The records below should be written out again, exactly.

"""

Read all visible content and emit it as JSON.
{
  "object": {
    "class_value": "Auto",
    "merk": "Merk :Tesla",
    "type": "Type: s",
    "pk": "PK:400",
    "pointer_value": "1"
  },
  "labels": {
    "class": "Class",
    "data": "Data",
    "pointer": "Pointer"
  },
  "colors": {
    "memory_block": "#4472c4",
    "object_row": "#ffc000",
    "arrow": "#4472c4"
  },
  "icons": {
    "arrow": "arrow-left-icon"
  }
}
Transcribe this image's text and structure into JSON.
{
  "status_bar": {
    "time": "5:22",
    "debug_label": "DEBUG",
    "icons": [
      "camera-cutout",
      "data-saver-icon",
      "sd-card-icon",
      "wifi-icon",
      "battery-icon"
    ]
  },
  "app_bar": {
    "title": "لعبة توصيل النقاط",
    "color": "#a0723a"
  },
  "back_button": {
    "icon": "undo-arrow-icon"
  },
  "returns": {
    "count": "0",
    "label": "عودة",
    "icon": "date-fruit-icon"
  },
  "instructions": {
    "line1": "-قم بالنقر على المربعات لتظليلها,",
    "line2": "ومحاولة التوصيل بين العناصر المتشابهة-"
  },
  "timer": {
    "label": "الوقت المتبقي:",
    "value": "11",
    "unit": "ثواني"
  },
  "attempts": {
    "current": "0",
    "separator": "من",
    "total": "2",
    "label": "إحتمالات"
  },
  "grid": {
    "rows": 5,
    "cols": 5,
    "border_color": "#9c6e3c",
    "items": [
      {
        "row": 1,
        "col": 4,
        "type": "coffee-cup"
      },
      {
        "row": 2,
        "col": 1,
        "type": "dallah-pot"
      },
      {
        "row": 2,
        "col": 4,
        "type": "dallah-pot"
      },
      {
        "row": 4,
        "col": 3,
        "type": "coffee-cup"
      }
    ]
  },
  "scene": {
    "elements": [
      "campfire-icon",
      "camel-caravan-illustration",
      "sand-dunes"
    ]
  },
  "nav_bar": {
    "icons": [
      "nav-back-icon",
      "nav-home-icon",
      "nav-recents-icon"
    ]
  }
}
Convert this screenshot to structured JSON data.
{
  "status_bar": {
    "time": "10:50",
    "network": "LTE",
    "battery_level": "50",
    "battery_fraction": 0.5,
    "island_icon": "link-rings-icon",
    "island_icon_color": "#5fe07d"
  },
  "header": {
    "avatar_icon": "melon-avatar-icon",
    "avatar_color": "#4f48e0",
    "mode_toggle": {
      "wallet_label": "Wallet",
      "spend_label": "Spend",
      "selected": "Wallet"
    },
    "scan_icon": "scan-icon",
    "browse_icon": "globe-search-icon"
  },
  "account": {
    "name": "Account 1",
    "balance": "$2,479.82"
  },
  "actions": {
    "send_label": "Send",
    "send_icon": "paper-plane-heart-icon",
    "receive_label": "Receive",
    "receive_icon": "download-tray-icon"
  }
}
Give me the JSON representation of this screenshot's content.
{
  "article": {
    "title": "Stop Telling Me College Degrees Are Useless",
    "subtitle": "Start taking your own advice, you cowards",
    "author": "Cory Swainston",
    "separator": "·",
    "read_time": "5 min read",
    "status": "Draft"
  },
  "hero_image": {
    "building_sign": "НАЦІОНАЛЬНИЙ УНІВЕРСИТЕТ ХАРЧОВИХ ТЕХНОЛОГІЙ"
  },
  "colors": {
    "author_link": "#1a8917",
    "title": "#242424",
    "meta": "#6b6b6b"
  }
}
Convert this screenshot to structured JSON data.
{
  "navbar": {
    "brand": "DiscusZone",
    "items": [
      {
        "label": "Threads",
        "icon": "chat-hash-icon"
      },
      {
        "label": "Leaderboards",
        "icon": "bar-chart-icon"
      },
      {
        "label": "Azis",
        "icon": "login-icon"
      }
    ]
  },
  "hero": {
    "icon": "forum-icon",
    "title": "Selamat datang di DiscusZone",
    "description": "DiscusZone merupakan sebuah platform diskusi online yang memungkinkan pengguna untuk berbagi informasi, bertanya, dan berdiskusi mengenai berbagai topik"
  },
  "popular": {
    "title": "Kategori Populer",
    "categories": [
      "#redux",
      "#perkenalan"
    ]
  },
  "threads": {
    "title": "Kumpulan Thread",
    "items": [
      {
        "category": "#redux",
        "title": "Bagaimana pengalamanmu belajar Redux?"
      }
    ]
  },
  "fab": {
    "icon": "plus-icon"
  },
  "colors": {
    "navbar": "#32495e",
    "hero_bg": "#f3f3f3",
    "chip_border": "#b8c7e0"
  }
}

"""

Response to this task>
Read all visible content and emit it as JSON.
{
  "object": {
    "class_value": "Auto",
    "merk": "Merk :Tesla",
    "type": "Type: s",
    "pk": "PK:400",
    "pointer_value": "1"
  },
  "labels": {
    "class": "Class",
    "data": "Data",
    "pointer": "Pointer"
  },
  "colors": {
    "memory_block": "#4472c4",
    "object_row": "#ffc000",
    "arrow": "#4472c4"
  },
  "icons": {
    "arrow": "arrow-left-icon"
  }
}
Transcribe this image's text and structure into JSON.
{
  "status_bar": {
    "time": "5:22",
    "debug_label": "DEBUG",
    "icons": [
      "camera-cutout",
      "data-saver-icon",
      "sd-card-icon",
      "wifi-icon",
      "battery-icon"
    ]
  },
  "app_bar": {
    "title": "لعبة توصيل النقاط",
    "color": "#a0723a"
  },
  "back_button": {
    "icon": "undo-arrow-icon"
  },
  "returns": {
    "count": "0",
    "label": "عودة",
    "icon": "date-fruit-icon"
  },
  "instructions": {
    "line1": "-قم بالنقر على المربعات لتظليلها,",
    "line2": "ومحاولة التوصيل بين العناصر المتشابهة-"
  },
  "timer": {
    "label": "الوقت المتبقي:",
    "value": "11",
    "unit": "ثواني"
  },
  "attempts": {
    "current": "0",
    "separator": "من",
    "total": "2",
    "label": "إحتمالات"
  },
  "grid": {
    "rows": 5,
    "cols": 5,
    "border_color": "#9c6e3c",
    "items": [
      {
        "row": 1,
        "col": 4,
        "type": "coffee-cup"
      },
      {
        "row": 2,
        "col": 1,
        "type": "dallah-pot"
      },
      {
        "row": 2,
        "col": 4,
        "type": "dallah-pot"
      },
      {
        "row": 4,
        "col": 3,
        "type": "coffee-cup"
      }
    ]
  },
  "scene": {
    "elements": [
      "campfire-icon",
      "camel-caravan-illustration",
      "sand-dunes"
    ]
  },
  "nav_bar": {
    "icons": [
      "nav-back-icon",
      "nav-home-icon",
      "nav-recents-icon"
    ]
  }
}
Convert this screenshot to structured JSON data.
{
  "status_bar": {
    "time": "10:50",
    "network": "LTE",
    "battery_level": "50",
    "battery_fraction": 0.5,
    "island_icon": "link-rings-icon",
    "island_icon_color": "#5fe07d"
  },
  "header": {
    "avatar_icon": "melon-avatar-icon",
    "avatar_color": "#4f48e0",
    "mode_toggle": {
      "wallet_label": "Wallet",
      "spend_label": "Spend",
      "selected": "Wallet"
    },
    "scan_icon": "scan-icon",
    "browse_icon": "globe-search-icon"
  },
  "account": {
    "name": "Account 1",
    "balance": "$2,479.82"
  },
  "actions": {
    "send_label": "Send",
    "send_icon": "paper-plane-heart-icon",
    "receive_label": "Receive",
    "receive_icon": "download-tray-icon"
  }
}
Give me the JSON representation of this screenshot's content.
{
  "article": {
    "title": "Stop Telling Me College Degrees Are Useless",
    "subtitle": "Start taking your own advice, you cowards",
    "author": "Cory Swainston",
    "separator": "·",
    "read_time": "5 min read",
    "status": "Draft"
  },
  "hero_image": {
    "building_sign": "НАЦІОНАЛЬНИЙ УНІВЕРСИТЕТ ХАРЧОВИХ ТЕХНОЛОГІЙ"
  },
  "colors": {
    "author_link": "#1a8917",
    "title": "#242424",
    "meta": "#6b6b6b"
  }
}
Convert this screenshot to structured JSON data.
{
  "navbar": {
    "brand": "DiscusZone",
    "items": [
      {
        "label": "Threads",
        "icon": "chat-hash-icon"
      },
      {
        "label": "Leaderboards",
        "icon": "bar-chart-icon"
      },
      {
        "label": "Azis",
        "icon": "login-icon"
      }
    ]
  },
  "hero": {
    "icon": "forum-icon",
    "title": "Selamat datang di DiscusZone",
    "description": "DiscusZone merupakan sebuah platform diskusi online yang memungkinkan pengguna untuk berbagi informasi, bertanya, dan berdiskusi mengenai berbagai topik"
  },
  "popular": {
    "title": "Kategori Populer",
    "categories": [
      "#redux",
      "#perkenalan"
    ]
  },
  "threads": {
    "title": "Kumpulan Thread",
    "items": [
      {
        "category": "#redux",
        "title": "Bagaimana pengalamanmu belajar Redux?"
      }
    ]
  },
  "fab": {
    "icon": "plus-icon"
  },
  "colors": {
    "navbar": "#32495e",
    "hero_bg": "#f3f3f3",
    "chip_border": "#b8c7e0"
  }
}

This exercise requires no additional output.